> _Task to carry out_:
Each line below must be set down exactly; omit any image you find.

> _Supplied information_:
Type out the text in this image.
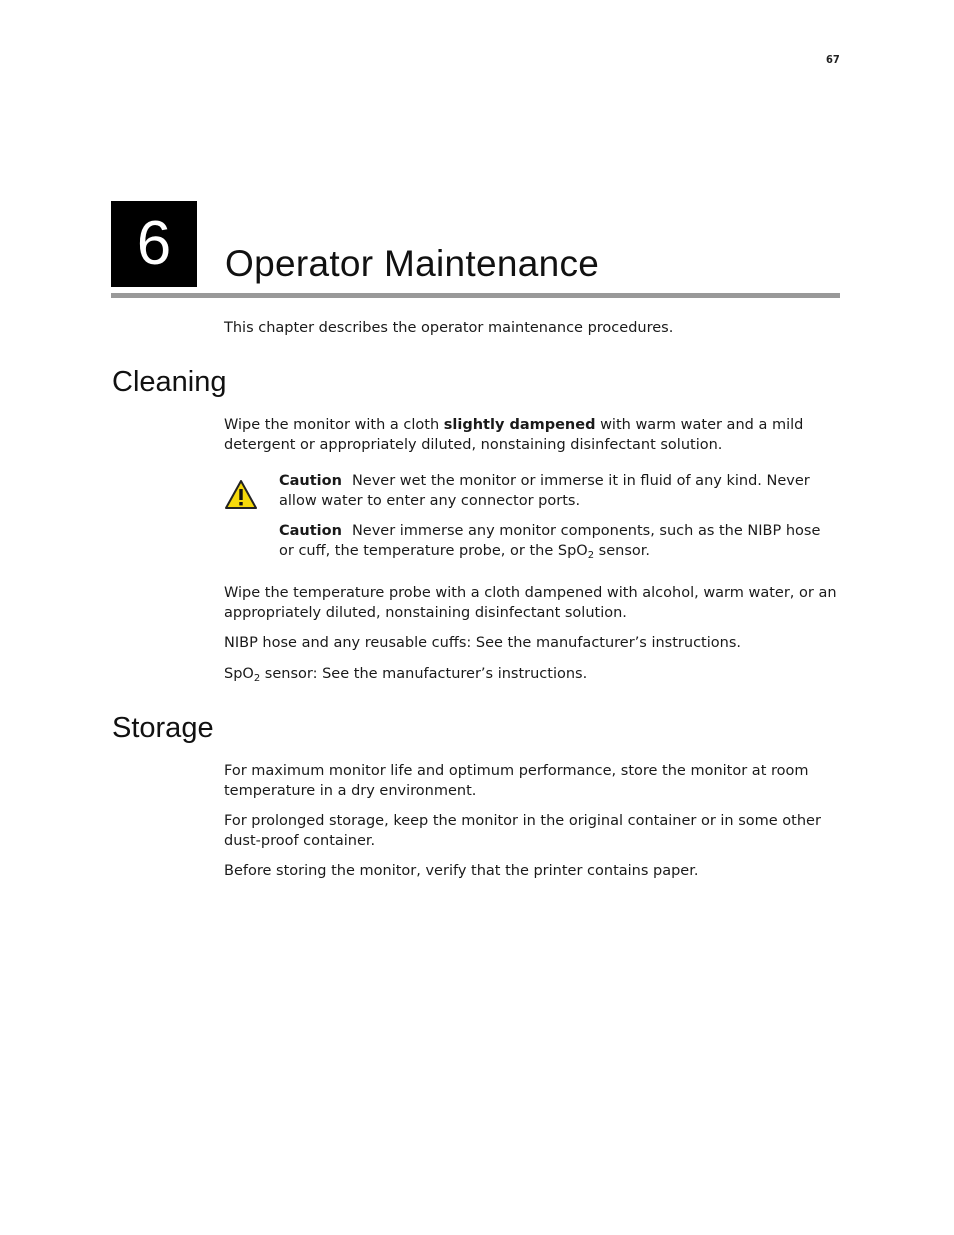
67
6	Operator Maintenance
This chapter describes the operator maintenance procedures.
Cleaning
Wipe the monitor with a cloth slightly dampened with warm water and a mild detergent or appropriately diluted, nonstaining disinfectant solution.
Caution Never wet the monitor or immerse it in fluid of any kind. Never allow water to enter any connector ports.
Caution Never immerse any monitor components, such as the NIBP hose or cuff, the temperature probe, or the SpO$_2$ sensor.
Wipe the temperature probe with a cloth dampened with alcohol, warm water, or an appropriately diluted, nonstaining disinfectant solution.
NIBP hose and any reusable cuffs: See the manufacturer’s instructions.
SpO$_2$ sensor: See the manufacturer’s instructions.
Storage
For maximum monitor life and optimum performance, store the monitor at room temperature in a dry environment.
For prolonged storage, keep the monitor in the original container or in some other dust-proof container.
Before storing the monitor, verify that the printer contains paper.
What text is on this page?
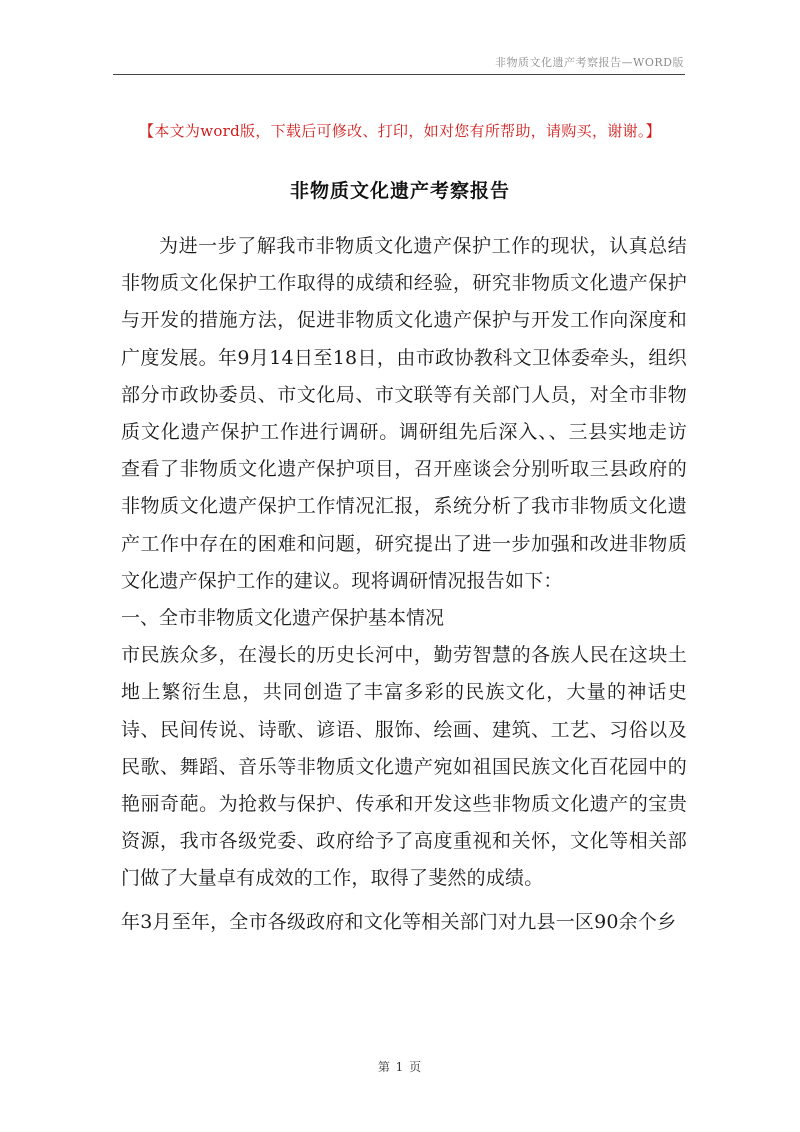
非物质文化遗产考察报告—WORD版
【本文为word版，下载后可修改、打印，如对您有所帮助，请购买，谢谢。】
非物质文化遗产考察报告

为进一步了解我市非物质文化遗产保护工作的现状，认真总结非物质文化保护工作取得的成绩和经验，研究非物质文化遗产保护与开发的措施方法，促进非物质文化遗产保护与开发工作向深度和广度发展。年9月14日至18日，由市政协教科文卫体委牵头，组织部分市政协委员、市文化局、市文联等有关部门人员，对全市非物质文化遗产保护工作进行调研。调研组先后深入、、三县实地走访查看了非物质文化遗产保护项目，召开座谈会分别听取三县政府的非物质文化遗产保护工作情况汇报，系统分析了我市非物质文化遗产工作中存在的困难和问题，研究提出了进一步加强和改进非物质文化遗产保护工作的建议。现将调研情况报告如下：

一、全市非物质文化遗产保护基本情况

市民族众多，在漫长的历史长河中，勤劳智慧的各族人民在这块土地上繁衍生息，共同创造了丰富多彩的民族文化，大量的神话史诗、民间传说、诗歌、谚语、服饰、绘画、建筑、工艺、习俗以及民歌、舞蹈、音乐等非物质文化遗产宛如祖国民族文化百花园中的艳丽奇葩。为抢救与保护、传承和开发这些非物质文化遗产的宝贵资源，我市各级党委、政府给予了高度重视和关怀，文化等相关部门做了大量卓有成效的工作，取得了斐然的成绩。

年3月至年，全市各级政府和文化等相关部门对九县一区90余个乡

第 1 页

> _Solved exercise_:
Type out the text in this image.
67
6	Operator Maintenance
This chapter describes the operator maintenance procedures.
Cleaning
Wipe the monitor with a cloth slightly dampened with warm water and a mild detergent or appropriately diluted, nonstaining disinfectant solution.
Caution Never wet the monitor or immerse it in fluid of any kind. Never allow water to enter any connector ports.
Caution Never immerse any monitor components, such as the NIBP hose or cuff, the temperature probe, or the SpO$_2$ sensor.
Wipe the temperature probe with a cloth dampened with alcohol, warm water, or an appropriately diluted, nonstaining disinfectant solution.
NIBP hose and any reusable cuffs: See the manufacturer’s instructions.
SpO$_2$ sensor: See the manufacturer’s instructions.
Storage
For maximum monitor life and optimum performance, store the monitor at room temperature in a dry environment.
For prolonged storage, keep the monitor in the original container or in some other dust-proof container.
Before storing the monitor, verify that the printer contains paper.
What text is on this page?
非物质文化遗产考察报告—WORD版
【本文为word版，下载后可修改、打印，如对您有所帮助，请购买，谢谢。】
非物质文化遗产考察报告

为进一步了解我市非物质文化遗产保护工作的现状，认真总结非物质文化保护工作取得的成绩和经验，研究非物质文化遗产保护与开发的措施方法，促进非物质文化遗产保护与开发工作向深度和广度发展。年9月14日至18日，由市政协教科文卫体委牵头，组织部分市政协委员、市文化局、市文联等有关部门人员，对全市非物质文化遗产保护工作进行调研。调研组先后深入、、三县实地走访查看了非物质文化遗产保护项目，召开座谈会分别听取三县政府的非物质文化遗产保护工作情况汇报，系统分析了我市非物质文化遗产工作中存在的困难和问题，研究提出了进一步加强和改进非物质文化遗产保护工作的建议。现将调研情况报告如下：

一、全市非物质文化遗产保护基本情况

市民族众多，在漫长的历史长河中，勤劳智慧的各族人民在这块土地上繁衍生息，共同创造了丰富多彩的民族文化，大量的神话史诗、民间传说、诗歌、谚语、服饰、绘画、建筑、工艺、习俗以及民歌、舞蹈、音乐等非物质文化遗产宛如祖国民族文化百花园中的艳丽奇葩。为抢救与保护、传承和开发这些非物质文化遗产的宝贵资源，我市各级党委、政府给予了高度重视和关怀，文化等相关部门做了大量卓有成效的工作，取得了斐然的成绩。

年3月至年，全市各级政府和文化等相关部门对九县一区90余个乡

第 1 页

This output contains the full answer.